■ **EXERCISE GOAL**
Rewrite the items below with "bounding boxes" changed to "box coordinates" and everything else left the same, and leave out the pictures.

■ **PROVIDED RECORDS**
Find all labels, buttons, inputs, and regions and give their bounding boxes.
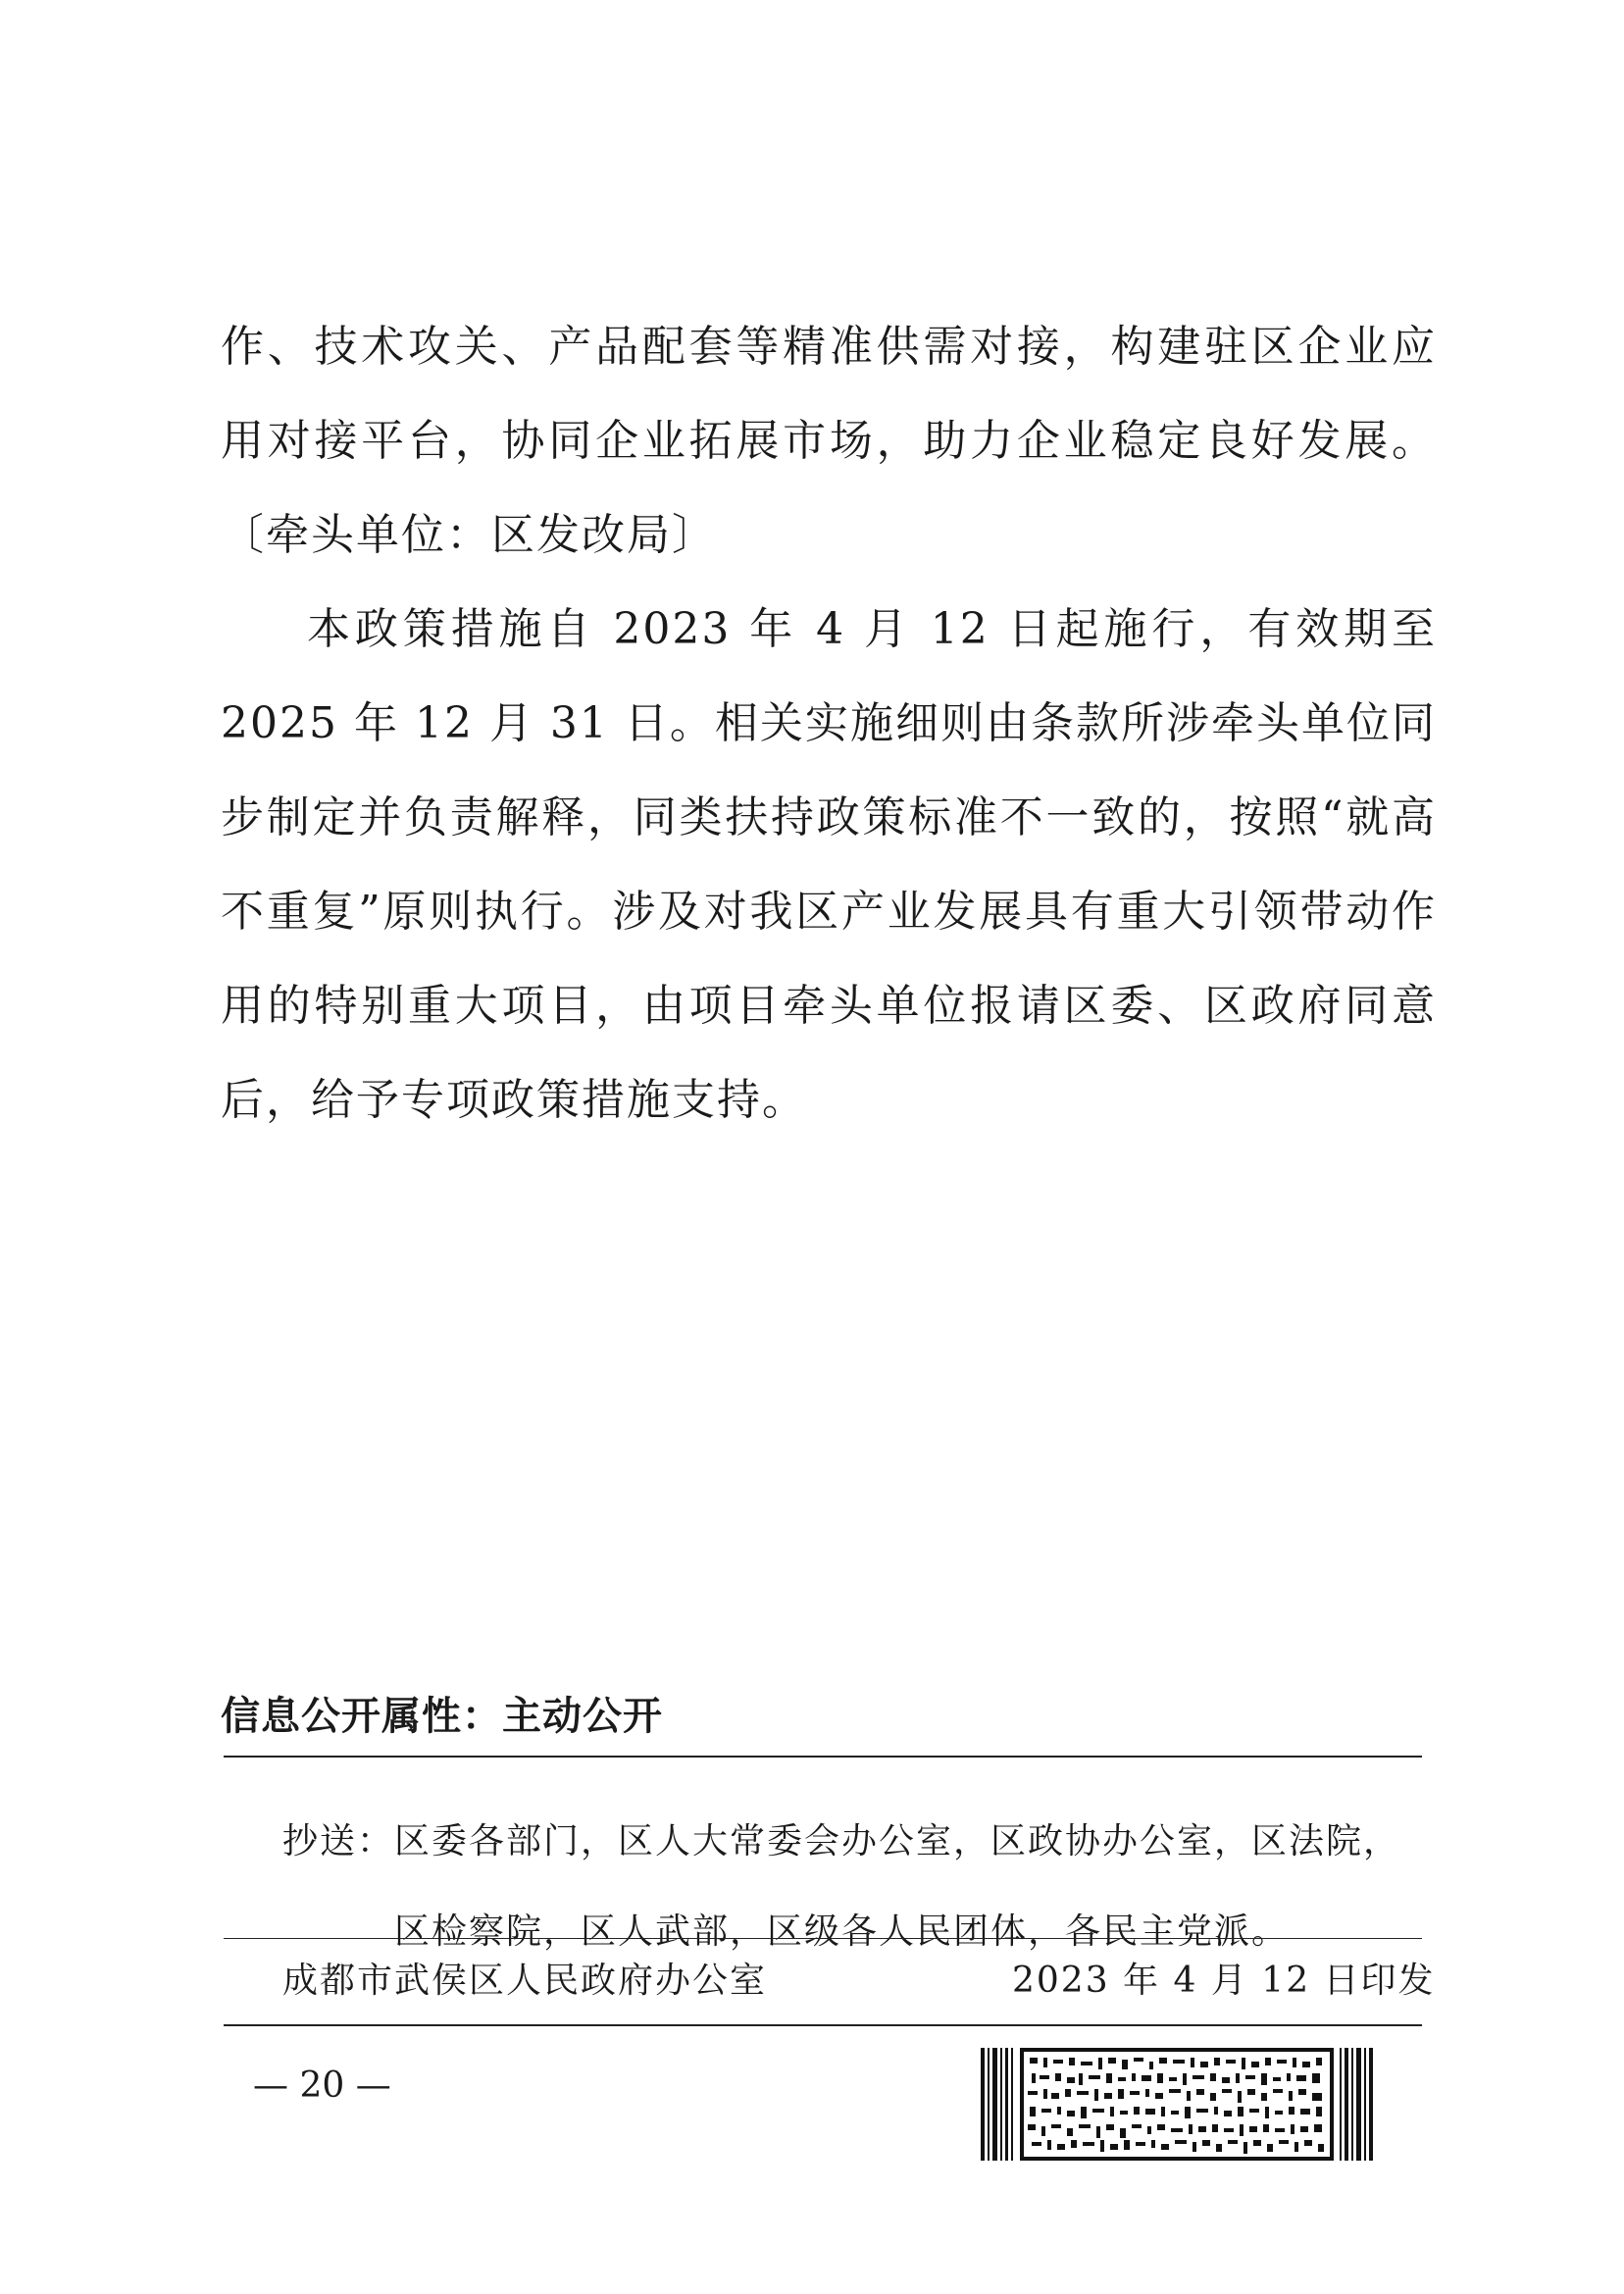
implementation-paragraph: 本政策措施自 2023 年 4 月 12 日起施行，有效期至 2025 年 12 月 31 日。相关实施细则由条款所涉牵头单位同步制定并负责解释，同类扶持政策标准不一致的，按照“就高不重复”原则执行。涉及对我区产业发展具有重大引领带动作用的特别重大项目，由项目牵头单位报请区委、区政府同意后，给予专项政策措施支持。 xyxy=(221,604,1437,1125)
document-body xyxy=(221,300,1437,1147)
footer-top-rule xyxy=(224,1756,1422,1758)
issue-date: 2023 年 4 月 12 日印发 xyxy=(1012,1961,1436,2001)
issuing-office: 成都市武侯区人民政府办公室 xyxy=(282,1961,768,2001)
document-barcode-icon xyxy=(981,2048,1373,2161)
cc-list xyxy=(282,1797,1420,1977)
cc-line-2: 区检察院，区人武部，区级各人民团体，各民主党派。 xyxy=(394,1912,1290,1952)
page-number: — 20 — xyxy=(253,2065,391,2106)
cc-bottom-rule xyxy=(224,1938,1422,1939)
continued-paragraph: 作、技术攻关、产品配套等精准供需对接，构建驻区企业应用对接平台，协同企业拓展市场，助力企业稳定良好发展。〔牵头单位：区发改局〕 xyxy=(221,322,1437,560)
cc-line-1: 抄送：区委各部门，区人大常委会办公室，区政协办公室，区法院， xyxy=(282,1821,1401,1861)
disclosure-attribute: 信息公开属性：主动公开 xyxy=(221,1694,663,1739)
footer-bottom-rule xyxy=(224,2024,1422,2026)
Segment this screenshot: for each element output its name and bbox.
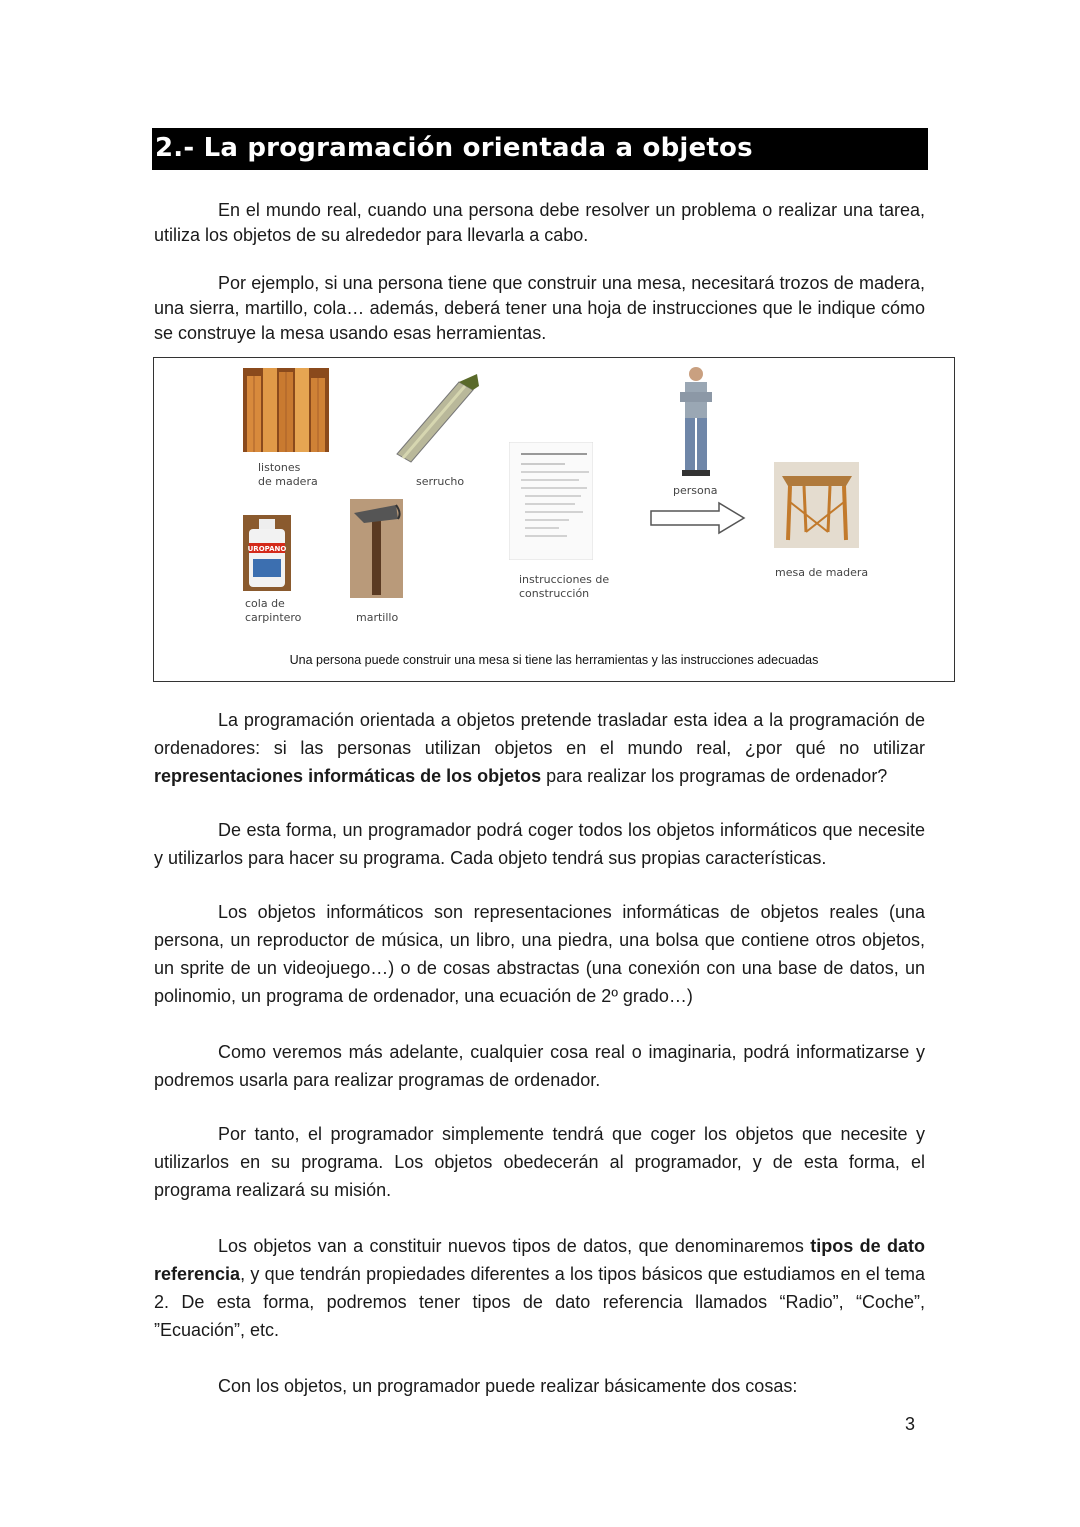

■ **FINISHED EXERCISE**
Find all labels, buttons, inputs, and regions and give their box coordinates.
implementation-paragraph: 本政策措施自 2023 年 4 月 12 日起施行，有效期至 2025 年 12 月 31 日。相关实施细则由条款所涉牵头单位同步制定并负责解释，同类扶持政策标准不一致的，按照“就高不重复”原则执行。涉及对我区产业发展具有重大引领带动作用的特别重大项目，由项目牵头单位报请区委、区政府同意后，给予专项政策措施支持。 xyxy=(221,604,1437,1125)
document-body xyxy=(221,300,1437,1147)
footer-top-rule xyxy=(224,1756,1422,1758)
issue-date: 2023 年 4 月 12 日印发 xyxy=(1012,1961,1436,2001)
issuing-office: 成都市武侯区人民政府办公室 xyxy=(282,1961,768,2001)
document-barcode-icon xyxy=(981,2048,1373,2161)
cc-list xyxy=(282,1797,1420,1977)
cc-line-2: 区检察院，区人武部，区级各人民团体，各民主党派。 xyxy=(394,1912,1290,1952)
page-number: — 20 — xyxy=(253,2065,391,2106)
cc-bottom-rule xyxy=(224,1938,1422,1939)
continued-paragraph: 作、技术攻关、产品配套等精准供需对接，构建驻区企业应用对接平台，协同企业拓展市场，助力企业稳定良好发展。〔牵头单位：区发改局〕 xyxy=(221,322,1437,560)
cc-line-1: 抄送：区委各部门，区人大常委会办公室，区政协办公室，区法院， xyxy=(282,1821,1401,1861)
disclosure-attribute: 信息公开属性：主动公开 xyxy=(221,1694,663,1739)
footer-bottom-rule xyxy=(224,2024,1422,2026)
Segment this screenshot: for each element output its name and bbox.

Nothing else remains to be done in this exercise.